Straight copy, no pictures: transcribe each entry as it stands.
━━ DATA FOR THIS EXERCISE
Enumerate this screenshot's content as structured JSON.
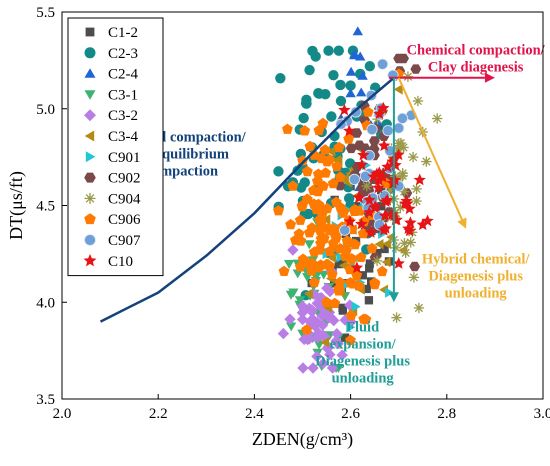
{
  "chart_data": {
    "type": "scatter",
    "xlabel": "ZDEN(g/cm³)",
    "ylabel": "DT(μs/ft)",
    "xlim": [
      2.0,
      3.0
    ],
    "ylim": [
      3.5,
      5.5
    ],
    "xticks": [
      "2.0",
      "2.2",
      "2.4",
      "2.6",
      "2.8",
      "3.0"
    ],
    "yticks": [
      "3.5",
      "4.0",
      "4.5",
      "5.0",
      "5.5"
    ],
    "grid": false,
    "legend_position": "top-left",
    "series": [
      {
        "name": "C1-2",
        "color": "#4d4d4d",
        "marker": "square",
        "cx": 2.62,
        "cy": 4.3,
        "sx": 0.04,
        "sy": 0.28,
        "n": 30,
        "seed": 11,
        "x": [
          2.6,
          2.64,
          2.66
        ],
        "y": [
          4.6,
          4.2,
          4.9
        ]
      },
      {
        "name": "C2-3",
        "color": "#148a88",
        "marker": "circle",
        "cx": 2.56,
        "cy": 4.75,
        "sx": 0.05,
        "sy": 0.28,
        "n": 55,
        "seed": 23,
        "x": [
          2.48,
          2.5,
          2.52,
          2.54,
          2.56,
          2.58,
          2.6,
          2.62,
          2.64,
          2.47,
          2.49
        ],
        "y": [
          4.62,
          4.7,
          4.8,
          4.88,
          4.96,
          5.04,
          5.12,
          5.18,
          5.22,
          4.6,
          4.68
        ]
      },
      {
        "name": "C2-4",
        "color": "#1f65d6",
        "marker": "triangle-up",
        "cx": 2.63,
        "cy": 4.9,
        "sx": 0.02,
        "sy": 0.2,
        "n": 8,
        "seed": 37,
        "x": [
          2.615,
          2.62,
          2.625,
          2.6,
          2.58
        ],
        "y": [
          5.4,
          5.27,
          5.17,
          5.08,
          4.95
        ]
      },
      {
        "name": "C3-1",
        "color": "#3cb371",
        "marker": "triangle-down",
        "cx": 2.53,
        "cy": 4.0,
        "sx": 0.035,
        "sy": 0.17,
        "n": 40,
        "seed": 41,
        "x": [
          2.54,
          2.49,
          2.51
        ],
        "y": [
          3.67,
          4.2,
          4.13
        ]
      },
      {
        "name": "C3-2",
        "color": "#b97de6",
        "marker": "diamond",
        "cx": 2.54,
        "cy": 3.9,
        "sx": 0.03,
        "sy": 0.12,
        "n": 55,
        "seed": 53,
        "x": [
          2.48,
          2.5,
          2.53,
          2.57
        ],
        "y": [
          4.27,
          3.98,
          3.72,
          3.8
        ]
      },
      {
        "name": "C3-4",
        "color": "#b58b16",
        "marker": "triangle-left",
        "cx": 2.6,
        "cy": 4.3,
        "sx": 0.05,
        "sy": 0.25,
        "n": 35,
        "seed": 67,
        "x": [
          2.58,
          2.66,
          2.7
        ],
        "y": [
          4.05,
          4.3,
          5.1
        ]
      },
      {
        "name": "C901",
        "color": "#22c7d6",
        "marker": "triangle-right",
        "cx": 2.62,
        "cy": 4.25,
        "sx": 0.04,
        "sy": 0.2,
        "n": 14,
        "seed": 71,
        "x": [
          2.68,
          2.55
        ],
        "y": [
          4.05,
          4.25
        ]
      },
      {
        "name": "C902",
        "color": "#7a4a4a",
        "marker": "hexagon",
        "cx": 2.65,
        "cy": 4.65,
        "sx": 0.035,
        "sy": 0.22,
        "n": 45,
        "seed": 83,
        "x": [
          2.69,
          2.7,
          2.71,
          2.66
        ],
        "y": [
          5.17,
          5.26,
          5.26,
          5.0
        ]
      },
      {
        "name": "C904",
        "color": "#9a9a4a",
        "marker": "asterisk",
        "cx": 2.68,
        "cy": 4.55,
        "sx": 0.04,
        "sy": 0.3,
        "n": 40,
        "seed": 97,
        "x": [
          2.74,
          2.75,
          2.71,
          2.73
        ],
        "y": [
          5.04,
          4.88,
          4.8,
          4.75
        ]
      },
      {
        "name": "C906",
        "color": "#ff7a00",
        "marker": "pentagon",
        "cx": 2.56,
        "cy": 4.4,
        "sx": 0.045,
        "sy": 0.25,
        "n": 110,
        "seed": 101,
        "x": [
          2.48,
          2.5,
          2.52,
          2.55,
          2.6,
          2.65,
          2.7
        ],
        "y": [
          4.6,
          4.5,
          4.2,
          4.0,
          4.1,
          4.1,
          5.18
        ]
      },
      {
        "name": "C907",
        "color": "#6e9fd6",
        "marker": "sphere",
        "cx": 2.64,
        "cy": 4.7,
        "sx": 0.03,
        "sy": 0.22,
        "n": 25,
        "seed": 113,
        "x": [
          2.7,
          2.7,
          2.66
        ],
        "y": [
          4.9,
          4.6,
          4.4
        ]
      },
      {
        "name": "C10",
        "color": "#e61414",
        "marker": "star",
        "cx": 2.67,
        "cy": 4.55,
        "sx": 0.035,
        "sy": 0.2,
        "n": 45,
        "seed": 127,
        "x": [
          2.75,
          2.76,
          2.72,
          2.7
        ],
        "y": [
          4.4,
          4.42,
          4.38,
          4.2
        ]
      }
    ],
    "trend_curve": {
      "color": "#14427a",
      "x": [
        2.08,
        2.2,
        2.3,
        2.4,
        2.5,
        2.6,
        2.69
      ],
      "y": [
        3.9,
        4.05,
        4.24,
        4.46,
        4.72,
        4.97,
        5.16
      ]
    },
    "annotations": [
      {
        "lines": [
          "Chemical compaction/",
          "Clay diagenesis"
        ],
        "color": "#e0144a",
        "x": 2.86,
        "y": 5.28
      },
      {
        "lines": [
          "Normal compaction/",
          "Disequilibrium",
          "compaction"
        ],
        "color": "#14427a",
        "x": 2.25,
        "y": 4.83
      },
      {
        "lines": [
          "Hybrid chemical/",
          "Diagenesis plus",
          "unloading"
        ],
        "color": "#f0b030",
        "x": 2.86,
        "y": 4.2
      },
      {
        "lines": [
          "Fluid",
          "expansion/",
          "Diagenesis plus",
          "unloading"
        ],
        "color": "#1f9e96",
        "x": 2.625,
        "y": 3.85
      }
    ],
    "arrows": [
      {
        "color": "#e0144a",
        "from": [
          2.68,
          5.16
        ],
        "to": [
          2.9,
          5.16
        ]
      },
      {
        "color": "#f0b030",
        "from": [
          2.7,
          5.16
        ],
        "to": [
          2.84,
          4.38
        ]
      },
      {
        "color": "#1f9e96",
        "from": [
          2.69,
          5.16
        ],
        "to": [
          2.69,
          4.0
        ]
      }
    ]
  }
}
━━━━
◆ EXERCISE RESULT ◆
Enumerate this screenshot's content as structured JSON.
{
  "chart_data": {
    "type": "scatter",
    "xlabel": "ZDEN(g/cm³)",
    "ylabel": "DT(μs/ft)",
    "xlim": [
      2.0,
      3.0
    ],
    "ylim": [
      3.5,
      5.5
    ],
    "xticks": [
      "2.0",
      "2.2",
      "2.4",
      "2.6",
      "2.8",
      "3.0"
    ],
    "yticks": [
      "3.5",
      "4.0",
      "4.5",
      "5.0",
      "5.5"
    ],
    "grid": false,
    "legend_position": "top-left",
    "series": [
      {
        "name": "C1-2",
        "color": "#4d4d4d",
        "marker": "square",
        "cx": 2.62,
        "cy": 4.3,
        "sx": 0.04,
        "sy": 0.28,
        "n": 30,
        "seed": 11,
        "x": [
          2.6,
          2.64,
          2.66
        ],
        "y": [
          4.6,
          4.2,
          4.9
        ]
      },
      {
        "name": "C2-3",
        "color": "#148a88",
        "marker": "circle",
        "cx": 2.56,
        "cy": 4.75,
        "sx": 0.05,
        "sy": 0.28,
        "n": 55,
        "seed": 23,
        "x": [
          2.48,
          2.5,
          2.52,
          2.54,
          2.56,
          2.58,
          2.6,
          2.62,
          2.64,
          2.47,
          2.49
        ],
        "y": [
          4.62,
          4.7,
          4.8,
          4.88,
          4.96,
          5.04,
          5.12,
          5.18,
          5.22,
          4.6,
          4.68
        ]
      },
      {
        "name": "C2-4",
        "color": "#1f65d6",
        "marker": "triangle-up",
        "cx": 2.63,
        "cy": 4.9,
        "sx": 0.02,
        "sy": 0.2,
        "n": 8,
        "seed": 37,
        "x": [
          2.615,
          2.62,
          2.625,
          2.6,
          2.58
        ],
        "y": [
          5.4,
          5.27,
          5.17,
          5.08,
          4.95
        ]
      },
      {
        "name": "C3-1",
        "color": "#3cb371",
        "marker": "triangle-down",
        "cx": 2.53,
        "cy": 4.0,
        "sx": 0.035,
        "sy": 0.17,
        "n": 40,
        "seed": 41,
        "x": [
          2.54,
          2.49,
          2.51
        ],
        "y": [
          3.67,
          4.2,
          4.13
        ]
      },
      {
        "name": "C3-2",
        "color": "#b97de6",
        "marker": "diamond",
        "cx": 2.54,
        "cy": 3.9,
        "sx": 0.03,
        "sy": 0.12,
        "n": 55,
        "seed": 53,
        "x": [
          2.48,
          2.5,
          2.53,
          2.57
        ],
        "y": [
          4.27,
          3.98,
          3.72,
          3.8
        ]
      },
      {
        "name": "C3-4",
        "color": "#b58b16",
        "marker": "triangle-left",
        "cx": 2.6,
        "cy": 4.3,
        "sx": 0.05,
        "sy": 0.25,
        "n": 35,
        "seed": 67,
        "x": [
          2.58,
          2.66,
          2.7
        ],
        "y": [
          4.05,
          4.3,
          5.1
        ]
      },
      {
        "name": "C901",
        "color": "#22c7d6",
        "marker": "triangle-right",
        "cx": 2.62,
        "cy": 4.25,
        "sx": 0.04,
        "sy": 0.2,
        "n": 14,
        "seed": 71,
        "x": [
          2.68,
          2.55
        ],
        "y": [
          4.05,
          4.25
        ]
      },
      {
        "name": "C902",
        "color": "#7a4a4a",
        "marker": "hexagon",
        "cx": 2.65,
        "cy": 4.65,
        "sx": 0.035,
        "sy": 0.22,
        "n": 45,
        "seed": 83,
        "x": [
          2.69,
          2.7,
          2.71,
          2.66
        ],
        "y": [
          5.17,
          5.26,
          5.26,
          5.0
        ]
      },
      {
        "name": "C904",
        "color": "#9a9a4a",
        "marker": "asterisk",
        "cx": 2.68,
        "cy": 4.55,
        "sx": 0.04,
        "sy": 0.3,
        "n": 40,
        "seed": 97,
        "x": [
          2.74,
          2.75,
          2.71,
          2.73
        ],
        "y": [
          5.04,
          4.88,
          4.8,
          4.75
        ]
      },
      {
        "name": "C906",
        "color": "#ff7a00",
        "marker": "pentagon",
        "cx": 2.56,
        "cy": 4.4,
        "sx": 0.045,
        "sy": 0.25,
        "n": 110,
        "seed": 101,
        "x": [
          2.48,
          2.5,
          2.52,
          2.55,
          2.6,
          2.65,
          2.7
        ],
        "y": [
          4.6,
          4.5,
          4.2,
          4.0,
          4.1,
          4.1,
          5.18
        ]
      },
      {
        "name": "C907",
        "color": "#6e9fd6",
        "marker": "sphere",
        "cx": 2.64,
        "cy": 4.7,
        "sx": 0.03,
        "sy": 0.22,
        "n": 25,
        "seed": 113,
        "x": [
          2.7,
          2.7,
          2.66
        ],
        "y": [
          4.9,
          4.6,
          4.4
        ]
      },
      {
        "name": "C10",
        "color": "#e61414",
        "marker": "star",
        "cx": 2.67,
        "cy": 4.55,
        "sx": 0.035,
        "sy": 0.2,
        "n": 45,
        "seed": 127,
        "x": [
          2.75,
          2.76,
          2.72,
          2.7
        ],
        "y": [
          4.4,
          4.42,
          4.38,
          4.2
        ]
      }
    ],
    "trend_curve": {
      "color": "#14427a",
      "x": [
        2.08,
        2.2,
        2.3,
        2.4,
        2.5,
        2.6,
        2.69
      ],
      "y": [
        3.9,
        4.05,
        4.24,
        4.46,
        4.72,
        4.97,
        5.16
      ]
    },
    "annotations": [
      {
        "lines": [
          "Chemical compaction/",
          "Clay diagenesis"
        ],
        "color": "#e0144a",
        "x": 2.86,
        "y": 5.28
      },
      {
        "lines": [
          "Normal compaction/",
          "Disequilibrium",
          "compaction"
        ],
        "color": "#14427a",
        "x": 2.25,
        "y": 4.83
      },
      {
        "lines": [
          "Hybrid chemical/",
          "Diagenesis plus",
          "unloading"
        ],
        "color": "#f0b030",
        "x": 2.86,
        "y": 4.2
      },
      {
        "lines": [
          "Fluid",
          "expansion/",
          "Diagenesis plus",
          "unloading"
        ],
        "color": "#1f9e96",
        "x": 2.625,
        "y": 3.85
      }
    ],
    "arrows": [
      {
        "color": "#e0144a",
        "from": [
          2.68,
          5.16
        ],
        "to": [
          2.9,
          5.16
        ]
      },
      {
        "color": "#f0b030",
        "from": [
          2.7,
          5.16
        ],
        "to": [
          2.84,
          4.38
        ]
      },
      {
        "color": "#1f9e96",
        "from": [
          2.69,
          5.16
        ],
        "to": [
          2.69,
          4.0
        ]
      }
    ]
  }
}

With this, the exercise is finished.